[begin GIVEN RECORDS]

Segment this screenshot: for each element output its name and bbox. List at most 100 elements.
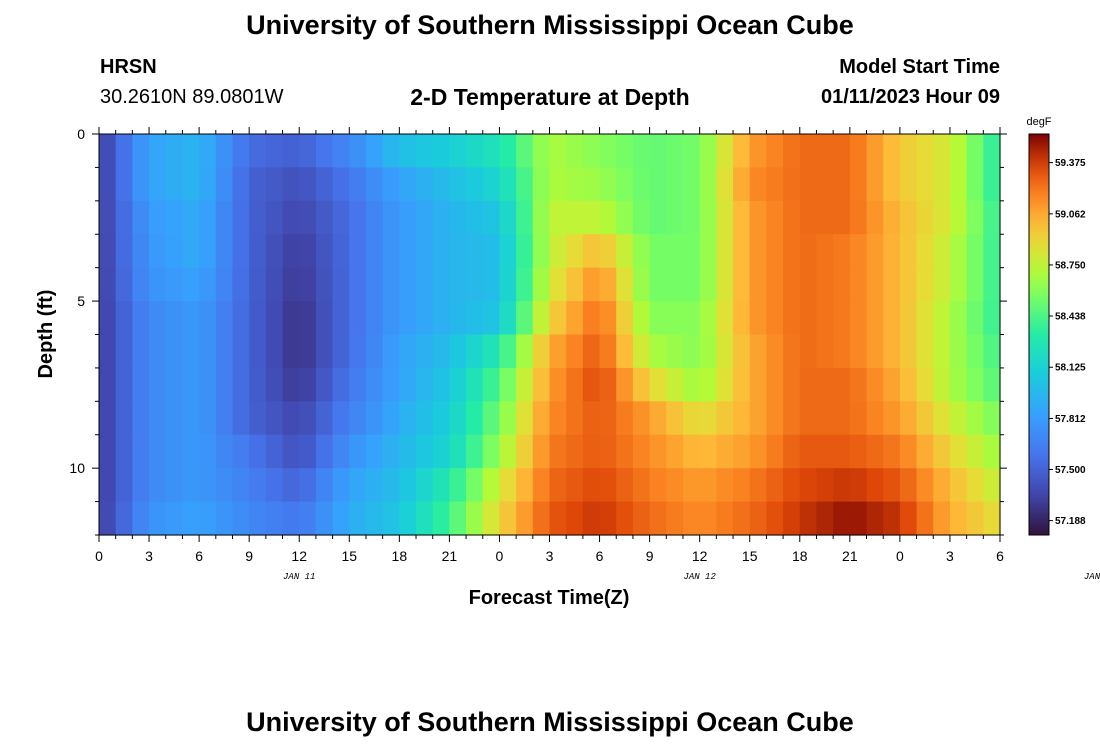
heatmap-cell [149, 200, 167, 235]
heatmap-cell [115, 367, 133, 402]
heatmap-cell [215, 434, 234, 469]
heatmap-cell [599, 434, 617, 469]
heatmap-cell [866, 334, 884, 369]
heatmap-cell [849, 401, 868, 436]
heatmap-cell [466, 167, 484, 202]
heatmap-cell [499, 134, 517, 169]
heatmap-cell [132, 301, 150, 336]
heatmap-cell [582, 134, 601, 169]
heatmap-cell [866, 267, 884, 302]
heatmap-cell [449, 367, 467, 402]
heatmap-cell [949, 234, 968, 269]
heatmap-cell [115, 434, 133, 469]
heatmap-cell [682, 468, 701, 503]
heatmap-cell [949, 401, 968, 436]
heatmap-cell [332, 468, 350, 503]
heatmap-cell [449, 334, 467, 369]
heatmap-cell [99, 200, 117, 235]
heatmap-cell [549, 234, 567, 269]
heatmap-cell [299, 134, 317, 169]
heatmap-cell [349, 367, 367, 402]
heatmap-cell [632, 401, 651, 436]
heatmap-cell [382, 200, 400, 235]
heatmap-cell [649, 401, 667, 436]
heatmap-cell [332, 334, 350, 369]
heatmap-cell [916, 468, 934, 503]
heatmap-cell [449, 167, 467, 202]
heatmap-cell [399, 501, 417, 536]
colorbar-label: 59.062 [1055, 209, 1086, 220]
heatmap-cell [899, 468, 918, 503]
heatmap-cell [132, 167, 150, 202]
heatmap-cell [616, 468, 634, 503]
heatmap-cell [716, 200, 734, 235]
heatmap-cell [315, 234, 334, 269]
heatmap-cell [265, 167, 284, 202]
heatmap-cell [566, 167, 584, 202]
heatmap-cell [349, 468, 367, 503]
heatmap-cell [783, 200, 801, 235]
heatmap-cell [482, 267, 501, 302]
heatmap-cell [733, 468, 751, 503]
heatmap-cell [315, 401, 334, 436]
heatmap-cell [716, 501, 734, 536]
heatmap-cell [933, 134, 951, 169]
heatmap-cell [632, 434, 651, 469]
heatmap-cell [549, 200, 567, 235]
heatmap-cell [966, 334, 984, 369]
x-tick-label: 3 [145, 548, 153, 564]
heatmap-cell [616, 267, 634, 302]
chart-subtitle: 2-D Temperature at Depth [410, 84, 690, 110]
heatmap-cell [966, 367, 984, 402]
heatmap-cell [916, 200, 934, 235]
y-axis-title: Depth (ft) [35, 290, 57, 379]
heatmap-cell [849, 367, 868, 402]
heatmap-cell [766, 401, 784, 436]
heatmap-cell [733, 167, 751, 202]
heatmap-cell [916, 301, 934, 336]
heatmap-cell [382, 468, 400, 503]
heatmap-cell [716, 134, 734, 169]
heatmap-cell [816, 200, 834, 235]
heatmap-cell [365, 234, 384, 269]
heatmap-cell [399, 434, 417, 469]
heatmap-cell [833, 301, 851, 336]
heatmap-cell [499, 401, 517, 436]
heatmap-cell [649, 134, 667, 169]
heatmap-cell [215, 267, 234, 302]
heatmap-cell [716, 468, 734, 503]
heatmap-cell [582, 334, 601, 369]
heatmap-cell [682, 134, 701, 169]
heatmap-cell [933, 234, 951, 269]
heatmap-cell [632, 134, 651, 169]
heatmap-cell [532, 267, 551, 302]
model-start-label: Model Start Time [839, 56, 1000, 78]
x-tick-label: 3 [546, 548, 554, 564]
heatmap-cell [966, 234, 984, 269]
heatmap-cell [199, 301, 217, 336]
heatmap-cell [416, 234, 434, 269]
heatmap-cell [232, 401, 250, 436]
heatmap-cell [416, 134, 434, 169]
heatmap-cell [282, 434, 300, 469]
heatmap-cell [199, 367, 217, 402]
heatmap-cell [549, 134, 567, 169]
heatmap-cell [933, 334, 951, 369]
heatmap-cell [532, 234, 551, 269]
heatmap-cell [149, 301, 167, 336]
heatmap-cell [649, 468, 667, 503]
x-date-label: JAN 11 [283, 572, 315, 582]
heatmap-cell [566, 234, 584, 269]
heatmap-cell [749, 134, 768, 169]
heatmap-cell [349, 301, 367, 336]
heatmap-cell [716, 267, 734, 302]
heatmap-cell [215, 468, 234, 503]
heatmap-cell [365, 301, 384, 336]
heatmap-cell [666, 501, 684, 536]
page-title-repeat: University of Southern Mississippi Ocean… [246, 707, 854, 737]
heatmap-cell [149, 234, 167, 269]
heatmap-cell [766, 234, 784, 269]
heatmap-cell [332, 167, 350, 202]
heatmap-cell [449, 468, 467, 503]
heatmap-cell [449, 501, 467, 536]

[end GIVEN RECORDS]

◆ **WHAT YOU SHOULD DO**
In the part of the records that opens with the line containing "heatmap-cell [149, 200, 167, 235]" and closes with the line containing "heatmap-cell [866, 267, 884, 302]", swap "heatmap-cell" for "grid-square". Give back only those lines, with everything else left unchanged.

◆ **ANSWER TO THE PROBLEM**
grid-square [149, 200, 167, 235]
grid-square [115, 367, 133, 402]
grid-square [215, 434, 234, 469]
grid-square [599, 434, 617, 469]
grid-square [866, 334, 884, 369]
grid-square [849, 401, 868, 436]
grid-square [466, 167, 484, 202]
grid-square [499, 134, 517, 169]
grid-square [132, 301, 150, 336]
grid-square [582, 134, 601, 169]
grid-square [866, 267, 884, 302]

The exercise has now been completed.